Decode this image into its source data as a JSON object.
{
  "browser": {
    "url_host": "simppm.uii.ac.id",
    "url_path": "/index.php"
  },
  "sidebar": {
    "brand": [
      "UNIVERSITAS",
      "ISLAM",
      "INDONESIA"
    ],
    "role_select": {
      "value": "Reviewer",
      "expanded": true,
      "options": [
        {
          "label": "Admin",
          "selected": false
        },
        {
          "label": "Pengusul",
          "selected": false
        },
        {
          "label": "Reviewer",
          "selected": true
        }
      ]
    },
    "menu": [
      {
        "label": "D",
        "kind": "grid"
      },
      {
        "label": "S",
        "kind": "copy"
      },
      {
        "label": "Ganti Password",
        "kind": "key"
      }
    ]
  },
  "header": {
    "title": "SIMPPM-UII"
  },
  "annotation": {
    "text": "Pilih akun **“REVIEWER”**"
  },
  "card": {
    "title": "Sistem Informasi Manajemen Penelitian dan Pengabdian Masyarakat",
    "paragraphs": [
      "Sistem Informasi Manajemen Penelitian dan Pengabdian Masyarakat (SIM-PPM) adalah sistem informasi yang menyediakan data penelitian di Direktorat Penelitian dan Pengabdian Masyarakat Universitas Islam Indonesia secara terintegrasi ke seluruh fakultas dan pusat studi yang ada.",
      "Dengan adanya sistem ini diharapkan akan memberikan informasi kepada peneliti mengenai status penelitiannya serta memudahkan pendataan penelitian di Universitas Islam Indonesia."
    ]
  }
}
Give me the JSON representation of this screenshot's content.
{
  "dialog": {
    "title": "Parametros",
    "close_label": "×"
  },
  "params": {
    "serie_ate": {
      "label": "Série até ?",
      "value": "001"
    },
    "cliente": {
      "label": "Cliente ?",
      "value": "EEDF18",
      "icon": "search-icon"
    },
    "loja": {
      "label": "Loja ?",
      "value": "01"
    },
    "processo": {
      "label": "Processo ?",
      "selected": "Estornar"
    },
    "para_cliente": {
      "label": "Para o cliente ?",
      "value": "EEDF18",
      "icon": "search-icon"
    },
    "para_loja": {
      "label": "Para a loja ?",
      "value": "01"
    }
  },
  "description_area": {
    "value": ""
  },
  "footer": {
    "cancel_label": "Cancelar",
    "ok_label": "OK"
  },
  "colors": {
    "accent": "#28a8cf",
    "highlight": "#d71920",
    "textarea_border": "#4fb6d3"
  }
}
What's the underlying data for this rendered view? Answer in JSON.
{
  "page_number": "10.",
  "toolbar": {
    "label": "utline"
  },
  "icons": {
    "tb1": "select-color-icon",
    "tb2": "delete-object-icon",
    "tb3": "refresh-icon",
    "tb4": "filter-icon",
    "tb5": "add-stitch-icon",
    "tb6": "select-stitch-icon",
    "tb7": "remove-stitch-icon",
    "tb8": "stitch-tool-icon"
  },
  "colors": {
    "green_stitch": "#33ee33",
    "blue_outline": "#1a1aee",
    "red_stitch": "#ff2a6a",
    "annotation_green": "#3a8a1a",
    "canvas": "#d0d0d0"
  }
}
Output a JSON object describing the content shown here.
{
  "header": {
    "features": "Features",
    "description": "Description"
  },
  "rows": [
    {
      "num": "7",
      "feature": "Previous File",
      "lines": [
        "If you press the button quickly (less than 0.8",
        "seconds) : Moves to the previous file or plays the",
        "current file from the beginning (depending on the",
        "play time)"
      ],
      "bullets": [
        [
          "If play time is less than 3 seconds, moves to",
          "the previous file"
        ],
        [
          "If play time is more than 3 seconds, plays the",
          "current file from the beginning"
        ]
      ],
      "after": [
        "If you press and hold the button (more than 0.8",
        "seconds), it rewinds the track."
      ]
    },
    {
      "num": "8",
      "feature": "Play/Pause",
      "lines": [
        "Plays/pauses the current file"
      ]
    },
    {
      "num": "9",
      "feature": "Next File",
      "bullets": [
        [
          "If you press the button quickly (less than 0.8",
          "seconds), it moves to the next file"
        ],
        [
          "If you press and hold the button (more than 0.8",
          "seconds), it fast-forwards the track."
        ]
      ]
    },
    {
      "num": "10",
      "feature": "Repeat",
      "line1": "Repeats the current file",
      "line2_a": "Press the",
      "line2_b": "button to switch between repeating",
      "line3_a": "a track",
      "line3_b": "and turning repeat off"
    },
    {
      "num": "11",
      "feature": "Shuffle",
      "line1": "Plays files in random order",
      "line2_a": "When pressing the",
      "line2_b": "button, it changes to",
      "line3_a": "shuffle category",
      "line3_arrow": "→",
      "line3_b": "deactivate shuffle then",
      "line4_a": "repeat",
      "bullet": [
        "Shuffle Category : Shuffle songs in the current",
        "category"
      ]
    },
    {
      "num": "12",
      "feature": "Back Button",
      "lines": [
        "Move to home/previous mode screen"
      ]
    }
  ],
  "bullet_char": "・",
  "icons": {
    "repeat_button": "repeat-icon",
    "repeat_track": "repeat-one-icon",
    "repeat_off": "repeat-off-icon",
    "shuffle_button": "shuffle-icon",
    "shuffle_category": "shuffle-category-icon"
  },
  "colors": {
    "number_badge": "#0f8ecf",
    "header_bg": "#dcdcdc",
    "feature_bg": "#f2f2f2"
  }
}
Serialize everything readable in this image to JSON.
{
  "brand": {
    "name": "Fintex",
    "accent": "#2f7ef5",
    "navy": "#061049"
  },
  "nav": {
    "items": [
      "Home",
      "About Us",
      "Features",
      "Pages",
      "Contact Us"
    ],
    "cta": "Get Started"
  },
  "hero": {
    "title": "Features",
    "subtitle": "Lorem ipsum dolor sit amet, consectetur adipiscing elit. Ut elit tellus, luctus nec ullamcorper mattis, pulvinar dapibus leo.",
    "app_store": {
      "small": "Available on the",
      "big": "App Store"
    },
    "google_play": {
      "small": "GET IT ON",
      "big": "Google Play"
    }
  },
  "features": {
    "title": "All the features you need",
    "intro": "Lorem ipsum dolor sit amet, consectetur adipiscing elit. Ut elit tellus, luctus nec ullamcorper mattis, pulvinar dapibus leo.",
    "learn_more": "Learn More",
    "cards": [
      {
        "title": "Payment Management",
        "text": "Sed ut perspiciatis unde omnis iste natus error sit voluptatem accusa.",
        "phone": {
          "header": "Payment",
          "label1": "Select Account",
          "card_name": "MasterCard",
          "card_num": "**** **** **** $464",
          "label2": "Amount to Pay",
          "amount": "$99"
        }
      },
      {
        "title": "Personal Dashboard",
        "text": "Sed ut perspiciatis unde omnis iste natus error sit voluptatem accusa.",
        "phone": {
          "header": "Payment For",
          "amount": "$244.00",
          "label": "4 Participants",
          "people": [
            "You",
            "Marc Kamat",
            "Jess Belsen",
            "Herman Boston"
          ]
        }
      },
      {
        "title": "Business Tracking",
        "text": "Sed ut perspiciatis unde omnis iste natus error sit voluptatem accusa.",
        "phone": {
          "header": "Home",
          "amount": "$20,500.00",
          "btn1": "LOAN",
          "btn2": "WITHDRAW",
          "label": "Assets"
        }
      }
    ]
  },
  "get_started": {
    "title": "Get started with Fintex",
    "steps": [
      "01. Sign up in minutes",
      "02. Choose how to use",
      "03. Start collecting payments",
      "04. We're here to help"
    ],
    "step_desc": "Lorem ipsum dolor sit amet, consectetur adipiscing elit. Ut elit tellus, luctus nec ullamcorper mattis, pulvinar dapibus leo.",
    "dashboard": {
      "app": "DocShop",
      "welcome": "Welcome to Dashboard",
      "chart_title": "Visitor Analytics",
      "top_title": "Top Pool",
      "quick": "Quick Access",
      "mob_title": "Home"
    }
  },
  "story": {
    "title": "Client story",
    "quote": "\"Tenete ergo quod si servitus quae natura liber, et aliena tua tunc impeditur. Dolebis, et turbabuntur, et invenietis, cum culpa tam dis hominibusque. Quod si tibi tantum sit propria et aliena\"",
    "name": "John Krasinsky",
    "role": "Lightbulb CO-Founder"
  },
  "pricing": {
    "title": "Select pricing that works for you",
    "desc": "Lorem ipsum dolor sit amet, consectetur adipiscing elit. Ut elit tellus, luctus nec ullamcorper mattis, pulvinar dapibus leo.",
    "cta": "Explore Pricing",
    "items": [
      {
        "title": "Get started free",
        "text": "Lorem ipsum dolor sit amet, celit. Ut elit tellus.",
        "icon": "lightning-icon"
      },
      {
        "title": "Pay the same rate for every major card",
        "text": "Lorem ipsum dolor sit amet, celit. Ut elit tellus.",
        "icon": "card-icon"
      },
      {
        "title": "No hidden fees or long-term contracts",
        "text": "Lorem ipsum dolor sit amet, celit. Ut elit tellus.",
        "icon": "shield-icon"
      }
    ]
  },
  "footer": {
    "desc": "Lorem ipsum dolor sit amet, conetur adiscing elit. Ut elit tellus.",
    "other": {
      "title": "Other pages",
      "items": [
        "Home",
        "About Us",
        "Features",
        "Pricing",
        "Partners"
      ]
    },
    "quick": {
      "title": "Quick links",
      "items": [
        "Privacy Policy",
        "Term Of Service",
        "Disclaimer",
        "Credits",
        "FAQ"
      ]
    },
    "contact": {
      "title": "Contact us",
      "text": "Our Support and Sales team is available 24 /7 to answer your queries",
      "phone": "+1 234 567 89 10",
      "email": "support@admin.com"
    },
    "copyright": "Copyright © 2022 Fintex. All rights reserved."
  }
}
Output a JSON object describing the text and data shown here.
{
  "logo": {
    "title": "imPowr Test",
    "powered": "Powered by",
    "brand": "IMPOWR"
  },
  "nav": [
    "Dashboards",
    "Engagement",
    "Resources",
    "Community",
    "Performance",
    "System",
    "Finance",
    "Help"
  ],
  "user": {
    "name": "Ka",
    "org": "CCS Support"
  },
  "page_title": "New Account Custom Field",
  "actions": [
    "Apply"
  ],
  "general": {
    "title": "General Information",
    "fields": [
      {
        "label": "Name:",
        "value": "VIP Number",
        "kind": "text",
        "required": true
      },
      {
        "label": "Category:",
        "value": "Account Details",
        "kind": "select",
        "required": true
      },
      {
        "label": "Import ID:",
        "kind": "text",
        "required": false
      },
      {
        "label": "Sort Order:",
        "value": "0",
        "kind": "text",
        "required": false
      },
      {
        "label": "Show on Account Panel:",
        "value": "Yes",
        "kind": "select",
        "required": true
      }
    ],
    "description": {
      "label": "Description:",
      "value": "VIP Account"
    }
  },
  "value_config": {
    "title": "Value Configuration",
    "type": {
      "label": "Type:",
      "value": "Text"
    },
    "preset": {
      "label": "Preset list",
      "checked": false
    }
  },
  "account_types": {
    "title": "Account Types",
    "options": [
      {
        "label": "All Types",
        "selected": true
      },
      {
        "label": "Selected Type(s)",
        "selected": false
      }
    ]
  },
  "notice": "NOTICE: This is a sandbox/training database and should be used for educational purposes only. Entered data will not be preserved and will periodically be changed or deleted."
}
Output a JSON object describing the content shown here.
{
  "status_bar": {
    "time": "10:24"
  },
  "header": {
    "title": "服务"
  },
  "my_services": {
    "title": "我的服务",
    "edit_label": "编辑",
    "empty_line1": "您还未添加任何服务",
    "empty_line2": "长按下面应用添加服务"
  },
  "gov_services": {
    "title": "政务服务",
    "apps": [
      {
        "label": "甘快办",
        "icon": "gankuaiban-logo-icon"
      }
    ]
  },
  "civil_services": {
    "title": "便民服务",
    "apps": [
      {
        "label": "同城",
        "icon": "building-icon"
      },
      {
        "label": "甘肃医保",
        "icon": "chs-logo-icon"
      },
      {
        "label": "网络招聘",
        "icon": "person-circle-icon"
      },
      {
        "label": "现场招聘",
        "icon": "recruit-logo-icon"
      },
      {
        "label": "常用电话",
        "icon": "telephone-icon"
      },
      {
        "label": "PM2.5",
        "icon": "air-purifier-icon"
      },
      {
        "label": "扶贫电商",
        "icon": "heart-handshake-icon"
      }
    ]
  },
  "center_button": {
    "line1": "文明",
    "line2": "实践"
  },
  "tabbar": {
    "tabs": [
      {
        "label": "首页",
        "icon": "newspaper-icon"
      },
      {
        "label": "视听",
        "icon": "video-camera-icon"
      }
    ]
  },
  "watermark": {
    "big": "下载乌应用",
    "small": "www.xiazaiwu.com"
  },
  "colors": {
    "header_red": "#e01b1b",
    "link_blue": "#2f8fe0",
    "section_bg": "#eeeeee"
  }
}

·····

*Required work*. On how many lines does the word "ullamcorper" appear? Answer with only the number.

*Response to the exercise*. 4